------ Provided data
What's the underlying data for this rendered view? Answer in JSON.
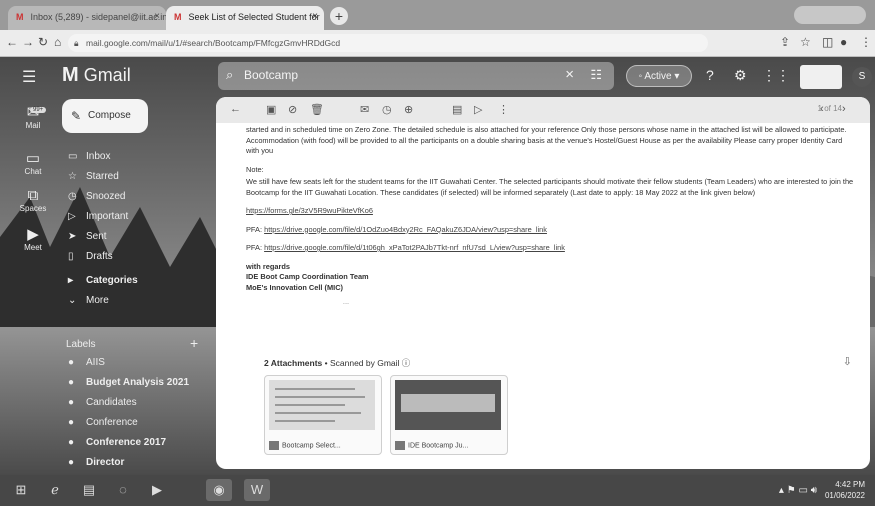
{
  "browser": {
    "tabs": [
      {
        "label": "Inbox (5,289) - sidepanel@iit.ac.in",
        "close": "×"
      },
      {
        "label": "Seek List of Selected Student for",
        "close": "×"
      }
    ],
    "new_tab": "+",
    "url": "mail.google.com/mail/u/1/#search/Bootcamp/FMfcgzGmvHRDdGcd"
  },
  "header": {
    "app_name": "Gmail",
    "search_query": "Bootcamp",
    "status": "Active",
    "avatar_letter": "S"
  },
  "rail": [
    {
      "label": "Mail",
      "badge": "99+"
    },
    {
      "label": "Chat"
    },
    {
      "label": "Spaces"
    },
    {
      "label": "Meet"
    }
  ],
  "sidebar": {
    "compose": "Compose",
    "items": [
      {
        "label": "Inbox",
        "icon": "inbox-icon"
      },
      {
        "label": "Starred",
        "icon": "star-icon"
      },
      {
        "label": "Snoozed",
        "icon": "clock-icon"
      },
      {
        "label": "Important",
        "icon": "label-icon"
      },
      {
        "label": "Sent",
        "icon": "send-icon"
      },
      {
        "label": "Drafts",
        "icon": "file-icon"
      },
      {
        "label": "Categories",
        "icon": "tag-icon"
      },
      {
        "label": "More",
        "icon": "chevron-down-icon"
      }
    ],
    "labels_header": "Labels",
    "labels": [
      {
        "label": "AIIS"
      },
      {
        "label": "Budget Analysis 2021"
      },
      {
        "label": "Candidates"
      },
      {
        "label": "Conference"
      },
      {
        "label": "Conference 2017"
      },
      {
        "label": "Director"
      }
    ]
  },
  "email": {
    "pager": "1 of 14",
    "para1": "started and in scheduled time on Zero Zone. The detailed schedule is also attached for your reference Only those persons whose name in the attached list will be allowed to participate. Accommodation (with food) will be provided to all the participants on a double sharing basis at the venue's Hostel/Guest House as per the availability Please carry proper Identity Card with you",
    "note_label": "Note:",
    "para2": "We still have few seats left for the student teams for the IIT Guwahati Center. The selected participants should motivate their fellow students (Team Leaders) who are interested to join the Bootcamp for the IIT Guwahati Location. These candidates (if selected) will be informed separately (Last date to apply: 18 May 2022 at the link given below)",
    "link1": "https://forms.gle/3zV5R9wuPikteVfKo6",
    "pfa1_label": "PFA:",
    "pfa1_link": "https://drive.google.com/file/d/1OdZuo4Bdxy2Rc_FAQakuZ6JDA/view?usp=share_link",
    "pfa2_label": "PFA:",
    "pfa2_link": "https://drive.google.com/file/d/1t06gh_xPaTot2PAJb7Tkt-nrf_nfU7sd_L/view?usp=share_link",
    "regards": "with regards",
    "sig1": "IDE Boot Camp Coordination Team",
    "sig2": "MoE's Innovation Cell (MIC)",
    "ellipsis": "...",
    "attachments_count": "2 Attachments",
    "scanned": " • Scanned by Gmail ⓘ",
    "attachments": [
      {
        "name": "Bootcamp Select..."
      },
      {
        "name": "IDE Bootcamp Ju..."
      }
    ]
  },
  "taskbar": {
    "time": "4:42 PM",
    "date": "01/06/2022"
  }
}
------------
◆ **Your instructions**
All the lines above are to be reproduced exactly, except the pictures.

◆ **Result below**
What's the underlying data for this rendered view? Answer in JSON.
{
  "browser": {
    "tabs": [
      {
        "label": "Inbox (5,289) - sidepanel@iit.ac.in",
        "close": "×"
      },
      {
        "label": "Seek List of Selected Student for",
        "close": "×"
      }
    ],
    "new_tab": "+",
    "url": "mail.google.com/mail/u/1/#search/Bootcamp/FMfcgzGmvHRDdGcd"
  },
  "header": {
    "app_name": "Gmail",
    "search_query": "Bootcamp",
    "status": "Active",
    "avatar_letter": "S"
  },
  "rail": [
    {
      "label": "Mail",
      "badge": "99+"
    },
    {
      "label": "Chat"
    },
    {
      "label": "Spaces"
    },
    {
      "label": "Meet"
    }
  ],
  "sidebar": {
    "compose": "Compose",
    "items": [
      {
        "label": "Inbox",
        "icon": "inbox-icon"
      },
      {
        "label": "Starred",
        "icon": "star-icon"
      },
      {
        "label": "Snoozed",
        "icon": "clock-icon"
      },
      {
        "label": "Important",
        "icon": "label-icon"
      },
      {
        "label": "Sent",
        "icon": "send-icon"
      },
      {
        "label": "Drafts",
        "icon": "file-icon"
      },
      {
        "label": "Categories",
        "icon": "tag-icon"
      },
      {
        "label": "More",
        "icon": "chevron-down-icon"
      }
    ],
    "labels_header": "Labels",
    "labels": [
      {
        "label": "AIIS"
      },
      {
        "label": "Budget Analysis 2021"
      },
      {
        "label": "Candidates"
      },
      {
        "label": "Conference"
      },
      {
        "label": "Conference 2017"
      },
      {
        "label": "Director"
      }
    ]
  },
  "email": {
    "pager": "1 of 14",
    "para1": "started and in scheduled time on Zero Zone. The detailed schedule is also attached for your reference Only those persons whose name in the attached list will be allowed to participate. Accommodation (with food) will be provided to all the participants on a double sharing basis at the venue's Hostel/Guest House as per the availability Please carry proper Identity Card with you",
    "note_label": "Note:",
    "para2": "We still have few seats left for the student teams for the IIT Guwahati Center. The selected participants should motivate their fellow students (Team Leaders) who are interested to join the Bootcamp for the IIT Guwahati Location. These candidates (if selected) will be informed separately (Last date to apply: 18 May 2022 at the link given below)",
    "link1": "https://forms.gle/3zV5R9wuPikteVfKo6",
    "pfa1_label": "PFA:",
    "pfa1_link": "https://drive.google.com/file/d/1OdZuo4Bdxy2Rc_FAQakuZ6JDA/view?usp=share_link",
    "pfa2_label": "PFA:",
    "pfa2_link": "https://drive.google.com/file/d/1t06gh_xPaTot2PAJb7Tkt-nrf_nfU7sd_L/view?usp=share_link",
    "regards": "with regards",
    "sig1": "IDE Boot Camp Coordination Team",
    "sig2": "MoE's Innovation Cell (MIC)",
    "ellipsis": "...",
    "attachments_count": "2 Attachments",
    "scanned": " • Scanned by Gmail ⓘ",
    "attachments": [
      {
        "name": "Bootcamp Select..."
      },
      {
        "name": "IDE Bootcamp Ju..."
      }
    ]
  },
  "taskbar": {
    "time": "4:42 PM",
    "date": "01/06/2022"
  }
}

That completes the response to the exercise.